Wherever the word "opacity" appears in a line, copy that line.

Recorded data:
::::::::

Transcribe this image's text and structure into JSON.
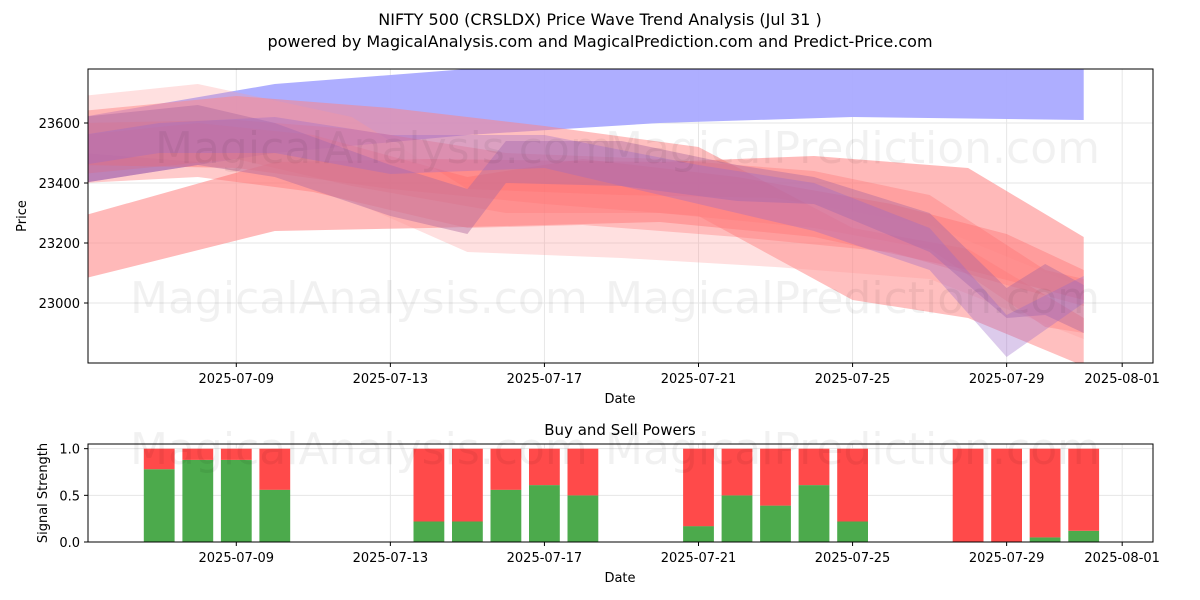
{
  "title_line1": "NIFTY 500 (CRSLDX) Price Wave Trend Analysis (Jul 31 )",
  "title_line2": "powered by MagicalAnalysis.com and MagicalPrediction.com and Predict-Price.com",
  "watermarks": [
    "MagicalAnalysis.com",
    "MagicalPrediction.com"
  ],
  "colors": {
    "buy": "#4caa4c",
    "sell": "#ff4a4a",
    "bull_wave": "#aaaaff",
    "bear_wave": "#ff6666"
  },
  "chart_data": [
    {
      "type": "area",
      "title": "",
      "xlabel": "Date",
      "ylabel": "Price",
      "grid": true,
      "xlim": [
        "2025-07-05",
        "2025-08-01"
      ],
      "ylim": [
        22800,
        23780
      ],
      "x_ticks": [
        "2025-07-09",
        "2025-07-13",
        "2025-07-17",
        "2025-07-21",
        "2025-07-25",
        "2025-07-29",
        "2025-08-01"
      ],
      "y_ticks": [
        23000,
        23200,
        23400,
        23600
      ],
      "bands": [
        {
          "name": "bull-wave-1",
          "color": "#aaaaff",
          "opacity": 0.95,
          "x": [
            "2025-07-05",
            "2025-07-10",
            "2025-07-15",
            "2025-07-20",
            "2025-07-25",
            "2025-07-31"
          ],
          "lower": [
            23400,
            23500,
            23560,
            23600,
            23620,
            23610
          ],
          "upper": [
            23620,
            23730,
            23780,
            23780,
            23780,
            23780
          ]
        },
        {
          "name": "bear-wave-1",
          "color": "#ff8080",
          "opacity": 0.55,
          "x": [
            "2025-07-05",
            "2025-07-10",
            "2025-07-14",
            "2025-07-20",
            "2025-07-24",
            "2025-07-28",
            "2025-07-31"
          ],
          "lower": [
            23080,
            23240,
            23250,
            23270,
            23220,
            23110,
            23010
          ],
          "upper": [
            23290,
            23470,
            23480,
            23470,
            23490,
            23450,
            23220
          ]
        },
        {
          "name": "bear-wave-2",
          "color": "#ff8080",
          "opacity": 0.5,
          "x": [
            "2025-07-05",
            "2025-07-09",
            "2025-07-13",
            "2025-07-17",
            "2025-07-21",
            "2025-07-25",
            "2025-07-28",
            "2025-07-31"
          ],
          "lower": [
            23460,
            23450,
            23380,
            23330,
            23290,
            23010,
            22950,
            22790
          ],
          "upper": [
            23640,
            23690,
            23650,
            23590,
            23520,
            23250,
            23180,
            22950
          ]
        },
        {
          "name": "bear-wave-3",
          "color": "#ff6666",
          "opacity": 0.35,
          "x": [
            "2025-07-05",
            "2025-07-08",
            "2025-07-11",
            "2025-07-15",
            "2025-07-18",
            "2025-07-22",
            "2025-07-26",
            "2025-07-29",
            "2025-07-31"
          ],
          "lower": [
            23400,
            23420,
            23370,
            23250,
            23260,
            23220,
            23170,
            23060,
            22990
          ],
          "upper": [
            23560,
            23600,
            23560,
            23420,
            23480,
            23420,
            23330,
            23230,
            23110
          ]
        },
        {
          "name": "bear-wave-4",
          "color": "#ff6666",
          "opacity": 0.3,
          "x": [
            "2025-07-05",
            "2025-07-09",
            "2025-07-12",
            "2025-07-16",
            "2025-07-20",
            "2025-07-24",
            "2025-07-27",
            "2025-07-30",
            "2025-07-31"
          ],
          "lower": [
            23430,
            23480,
            23390,
            23300,
            23300,
            23250,
            23180,
            22920,
            22900
          ],
          "upper": [
            23600,
            23610,
            23580,
            23500,
            23480,
            23440,
            23360,
            23110,
            23080
          ]
        },
        {
          "name": "bear-wave-5",
          "color": "#ff9999",
          "opacity": 0.3,
          "x": [
            "2025-07-05",
            "2025-07-08",
            "2025-07-12",
            "2025-07-15",
            "2025-07-19",
            "2025-07-23",
            "2025-07-27",
            "2025-07-31"
          ],
          "lower": [
            23500,
            23470,
            23340,
            23170,
            23150,
            23120,
            23080,
            22880
          ],
          "upper": [
            23690,
            23730,
            23620,
            23380,
            23360,
            23350,
            23260,
            23050
          ]
        },
        {
          "name": "mixed-wave-1",
          "color": "#b06aa0",
          "opacity": 0.45,
          "x": [
            "2025-07-05",
            "2025-07-08",
            "2025-07-10",
            "2025-07-13",
            "2025-07-15",
            "2025-07-16",
            "2025-07-19",
            "2025-07-22",
            "2025-07-24",
            "2025-07-27",
            "2025-07-29",
            "2025-07-30",
            "2025-07-31"
          ],
          "lower": [
            23400,
            23460,
            23420,
            23290,
            23230,
            23400,
            23390,
            23340,
            23330,
            23170,
            22950,
            22960,
            22900
          ],
          "upper": [
            23620,
            23660,
            23600,
            23460,
            23380,
            23540,
            23540,
            23460,
            23420,
            23300,
            23050,
            23130,
            23060
          ]
        },
        {
          "name": "mixed-wave-2",
          "color": "#9b6bc8",
          "opacity": 0.35,
          "x": [
            "2025-07-05",
            "2025-07-07",
            "2025-07-10",
            "2025-07-13",
            "2025-07-17",
            "2025-07-21",
            "2025-07-24",
            "2025-07-27",
            "2025-07-29",
            "2025-07-31"
          ],
          "lower": [
            23460,
            23500,
            23500,
            23430,
            23450,
            23330,
            23240,
            23110,
            22820,
            23000
          ],
          "upper": [
            23560,
            23600,
            23620,
            23560,
            23560,
            23460,
            23400,
            23250,
            22960,
            23090
          ]
        }
      ]
    },
    {
      "type": "bar",
      "title": "Buy and Sell Powers",
      "xlabel": "Date",
      "ylabel": "Signal Strength",
      "grid": true,
      "stacked": true,
      "xlim": [
        "2025-07-05",
        "2025-08-01"
      ],
      "ylim": [
        0,
        1.05
      ],
      "x_ticks": [
        "2025-07-09",
        "2025-07-13",
        "2025-07-17",
        "2025-07-21",
        "2025-07-25",
        "2025-07-29",
        "2025-08-01"
      ],
      "y_ticks": [
        0.0,
        0.5,
        1.0
      ],
      "y_tick_labels": [
        "0.0",
        "0.5",
        "1.0"
      ],
      "categories": [
        "2025-07-07",
        "2025-07-08",
        "2025-07-09",
        "2025-07-10",
        "2025-07-14",
        "2025-07-15",
        "2025-07-16",
        "2025-07-17",
        "2025-07-18",
        "2025-07-21",
        "2025-07-22",
        "2025-07-23",
        "2025-07-24",
        "2025-07-25",
        "2025-07-28",
        "2025-07-29",
        "2025-07-30",
        "2025-07-31"
      ],
      "series": [
        {
          "name": "Buy Power",
          "color": "#4caa4c",
          "values": [
            0.78,
            0.88,
            0.88,
            0.56,
            0.22,
            0.22,
            0.56,
            0.61,
            0.5,
            0.17,
            0.5,
            0.39,
            0.61,
            0.22,
            0.0,
            0.0,
            0.05,
            0.12
          ]
        },
        {
          "name": "Sell Power",
          "color": "#ff4a4a",
          "values": [
            0.22,
            0.12,
            0.12,
            0.44,
            0.78,
            0.78,
            0.44,
            0.39,
            0.5,
            0.83,
            0.5,
            0.61,
            0.39,
            0.78,
            1.0,
            1.0,
            0.95,
            0.88
          ]
        }
      ]
    }
  ]
}
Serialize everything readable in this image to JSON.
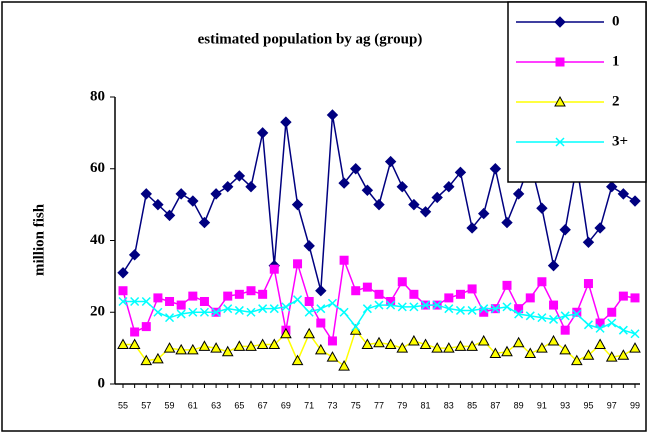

::::::::

▶ _Full answer_:
          "opacity": 0.95,
          "opacity": 0.55,
          "opacity": 0.5,
          "opacity": 0.35,
          "opacity": 0.3,
          "opacity": 0.3,
          "opacity": 0.45,
          "opacity": 0.35,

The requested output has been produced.